- _INSTRUCTIONS FOR THE TASK_: Extend the piece on Beethoven's Seventh Symphony that follows, picking up right after its last sentence.

- _SOURCE DOCUMENT_:
Sakura Salon – Beethoven’s Seventh Symphony 11/17/13

udwig van Beethoven’s Symphony No. 7 may be somewhat less omnipresent in popular culture than the Fifth or the Ninth, but it is a masterpiece nonetheless. Beethoven is known for his obsessive treatment of rhythm, and this work in particular overflows with rhythmic drive. Written in 1811, it premiered as part of a charity concert in 1813.

Later writers characterized the Seventh Symphony in various ways, but it is striking how many of the descriptions touch on its frenzy, approaching a bacchanal at times, and on its elements of dance. Richard Wagner’s poetic account is well known: “All tumult, all yearning and storming of the heart, become here the blissful insolence of joy, which carries us away with bacchanalian power through the roomy space of nature, through all the streams and seas of life, shouting in glad self-consciousness as we sound throughout the universe the daring strains of this human sphere-dance. The Symphony is the Apotheosis of the Dance itself: it is Dance in its highest aspect, the loftiest deed of bodily motion, incorporated into an ideal mold of tone.”

- _INFORMATION GIVEN_:
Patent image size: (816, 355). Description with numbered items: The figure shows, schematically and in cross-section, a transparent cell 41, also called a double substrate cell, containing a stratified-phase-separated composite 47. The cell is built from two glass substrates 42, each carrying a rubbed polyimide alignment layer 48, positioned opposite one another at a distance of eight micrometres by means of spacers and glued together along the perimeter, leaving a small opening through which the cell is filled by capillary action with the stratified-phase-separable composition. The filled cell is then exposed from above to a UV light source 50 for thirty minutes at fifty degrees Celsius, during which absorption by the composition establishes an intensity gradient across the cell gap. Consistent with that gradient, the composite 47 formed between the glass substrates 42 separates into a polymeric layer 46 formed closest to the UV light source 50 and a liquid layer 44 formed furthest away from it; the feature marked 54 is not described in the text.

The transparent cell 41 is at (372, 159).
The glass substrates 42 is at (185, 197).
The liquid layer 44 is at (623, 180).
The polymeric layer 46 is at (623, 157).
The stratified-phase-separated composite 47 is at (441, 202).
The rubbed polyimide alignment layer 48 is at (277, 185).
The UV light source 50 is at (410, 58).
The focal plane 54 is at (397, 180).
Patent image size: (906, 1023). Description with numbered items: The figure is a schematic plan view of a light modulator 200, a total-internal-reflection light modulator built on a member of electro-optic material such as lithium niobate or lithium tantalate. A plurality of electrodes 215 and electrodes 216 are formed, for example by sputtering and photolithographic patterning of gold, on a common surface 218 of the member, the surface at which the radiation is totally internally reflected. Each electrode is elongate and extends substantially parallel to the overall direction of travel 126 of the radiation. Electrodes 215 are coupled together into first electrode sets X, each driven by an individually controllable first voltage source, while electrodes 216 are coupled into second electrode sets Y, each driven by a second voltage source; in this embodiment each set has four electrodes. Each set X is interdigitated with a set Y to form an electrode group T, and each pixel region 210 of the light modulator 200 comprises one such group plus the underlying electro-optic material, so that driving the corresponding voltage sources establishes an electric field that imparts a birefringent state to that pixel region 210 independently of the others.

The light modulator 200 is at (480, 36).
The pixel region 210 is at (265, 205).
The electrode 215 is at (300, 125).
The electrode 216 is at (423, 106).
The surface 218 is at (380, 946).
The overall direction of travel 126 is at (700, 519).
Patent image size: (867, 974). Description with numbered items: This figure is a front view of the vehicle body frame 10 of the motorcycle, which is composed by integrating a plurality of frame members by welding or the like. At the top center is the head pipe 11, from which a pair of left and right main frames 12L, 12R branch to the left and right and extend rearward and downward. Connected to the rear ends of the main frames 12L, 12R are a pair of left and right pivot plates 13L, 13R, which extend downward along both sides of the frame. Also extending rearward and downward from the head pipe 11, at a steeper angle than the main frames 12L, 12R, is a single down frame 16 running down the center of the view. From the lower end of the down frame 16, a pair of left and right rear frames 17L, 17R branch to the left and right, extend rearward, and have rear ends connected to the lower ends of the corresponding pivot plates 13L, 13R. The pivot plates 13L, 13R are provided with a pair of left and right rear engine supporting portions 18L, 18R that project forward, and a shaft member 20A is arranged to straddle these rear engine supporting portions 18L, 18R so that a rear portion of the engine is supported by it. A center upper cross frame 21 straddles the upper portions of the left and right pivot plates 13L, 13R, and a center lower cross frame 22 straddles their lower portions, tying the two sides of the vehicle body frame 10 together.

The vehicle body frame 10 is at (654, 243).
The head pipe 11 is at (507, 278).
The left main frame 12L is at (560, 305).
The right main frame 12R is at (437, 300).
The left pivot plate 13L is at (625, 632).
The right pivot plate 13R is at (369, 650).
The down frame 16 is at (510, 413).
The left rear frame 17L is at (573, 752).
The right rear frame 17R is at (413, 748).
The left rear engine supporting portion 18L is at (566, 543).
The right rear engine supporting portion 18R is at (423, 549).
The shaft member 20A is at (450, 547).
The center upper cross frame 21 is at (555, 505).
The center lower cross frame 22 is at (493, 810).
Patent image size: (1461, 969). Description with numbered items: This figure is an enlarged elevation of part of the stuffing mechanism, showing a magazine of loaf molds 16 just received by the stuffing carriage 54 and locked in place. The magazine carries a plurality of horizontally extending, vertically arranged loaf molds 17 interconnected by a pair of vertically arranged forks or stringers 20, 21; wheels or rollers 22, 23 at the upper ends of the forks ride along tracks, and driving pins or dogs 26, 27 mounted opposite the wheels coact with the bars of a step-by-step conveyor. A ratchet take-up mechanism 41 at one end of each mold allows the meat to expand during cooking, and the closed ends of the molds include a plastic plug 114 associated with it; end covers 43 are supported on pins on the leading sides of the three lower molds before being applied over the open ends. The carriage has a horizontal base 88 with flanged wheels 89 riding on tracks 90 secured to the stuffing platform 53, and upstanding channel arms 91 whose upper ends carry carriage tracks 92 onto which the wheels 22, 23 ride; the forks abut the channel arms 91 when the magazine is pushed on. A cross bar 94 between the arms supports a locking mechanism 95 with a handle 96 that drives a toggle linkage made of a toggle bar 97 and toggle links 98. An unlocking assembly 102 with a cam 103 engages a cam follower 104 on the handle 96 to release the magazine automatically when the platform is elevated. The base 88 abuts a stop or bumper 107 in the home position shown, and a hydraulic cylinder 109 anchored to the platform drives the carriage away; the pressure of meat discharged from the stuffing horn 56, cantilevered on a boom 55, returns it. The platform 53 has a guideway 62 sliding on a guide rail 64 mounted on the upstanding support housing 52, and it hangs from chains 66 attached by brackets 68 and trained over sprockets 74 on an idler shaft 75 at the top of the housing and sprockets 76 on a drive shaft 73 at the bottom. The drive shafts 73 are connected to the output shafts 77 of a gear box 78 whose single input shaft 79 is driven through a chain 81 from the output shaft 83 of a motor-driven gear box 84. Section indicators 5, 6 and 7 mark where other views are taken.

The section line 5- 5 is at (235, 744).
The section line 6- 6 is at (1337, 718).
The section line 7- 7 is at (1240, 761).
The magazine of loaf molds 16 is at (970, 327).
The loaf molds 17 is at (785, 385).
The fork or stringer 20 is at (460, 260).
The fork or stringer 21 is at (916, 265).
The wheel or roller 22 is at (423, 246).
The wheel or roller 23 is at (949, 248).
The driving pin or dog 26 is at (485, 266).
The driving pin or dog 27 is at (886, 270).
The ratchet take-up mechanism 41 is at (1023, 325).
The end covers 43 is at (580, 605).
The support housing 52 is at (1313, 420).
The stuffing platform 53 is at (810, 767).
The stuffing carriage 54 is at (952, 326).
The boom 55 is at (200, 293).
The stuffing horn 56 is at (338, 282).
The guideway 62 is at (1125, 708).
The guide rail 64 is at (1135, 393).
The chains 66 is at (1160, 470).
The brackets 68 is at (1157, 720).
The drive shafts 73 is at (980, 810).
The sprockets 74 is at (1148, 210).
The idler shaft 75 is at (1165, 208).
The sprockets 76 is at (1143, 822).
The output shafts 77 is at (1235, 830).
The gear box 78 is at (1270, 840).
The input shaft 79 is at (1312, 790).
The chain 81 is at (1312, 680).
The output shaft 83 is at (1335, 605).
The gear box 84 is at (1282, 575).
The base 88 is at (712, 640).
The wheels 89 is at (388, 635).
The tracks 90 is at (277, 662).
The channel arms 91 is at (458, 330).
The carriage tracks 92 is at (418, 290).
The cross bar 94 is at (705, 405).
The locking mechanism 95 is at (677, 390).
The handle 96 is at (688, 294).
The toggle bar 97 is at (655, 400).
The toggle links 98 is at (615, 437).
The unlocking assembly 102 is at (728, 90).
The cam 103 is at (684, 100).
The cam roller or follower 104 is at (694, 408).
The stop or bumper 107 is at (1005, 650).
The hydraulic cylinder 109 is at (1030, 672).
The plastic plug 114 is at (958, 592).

- _TASK OUTPUT_:
Many of the descriptions of this symphony focus on dance – is it a dance like a waltz or minuet? Not at all – but Beethoven’s genius in this is the incredible rhythmic vitality of the entire work. The drive of this symphony rarely stops. This is Beethoven, the ‘rock star’ of classical music.

The first movement begins with the longest introduction in all symphonic literature, traveling through what at the time were unique harmonic key relationships (what are F Major and C Major doing in a piece ostensibly in A Major?) until he settles on an unlikely transition to the main theme – alternating E’s between the flute and strings, until finally we dive headlong into the Vivace.

The second movement is heartbreakingly beautiful and, unusual for a slow movement, was given an immediate encore at the symphony’s premiere. This work was later substituted in performances of other Beethoven symphonies throughout the century due to its popularity.

After the Allegretto, the Presto bursts into life. This has all the racing momentum of a typical Beethoven scherzo. It is twice interrupted by a slower Trio section (with another version of the long–short–short rhythmic pattern in its main theme) and yet its vitality seems irrepressible: a third and final attempt to establish the slower Trio theme is magnificently dismissed by five crisp orchestral chords. This scherzo is, however, in the ‘wrong’ key – the destabilising F major.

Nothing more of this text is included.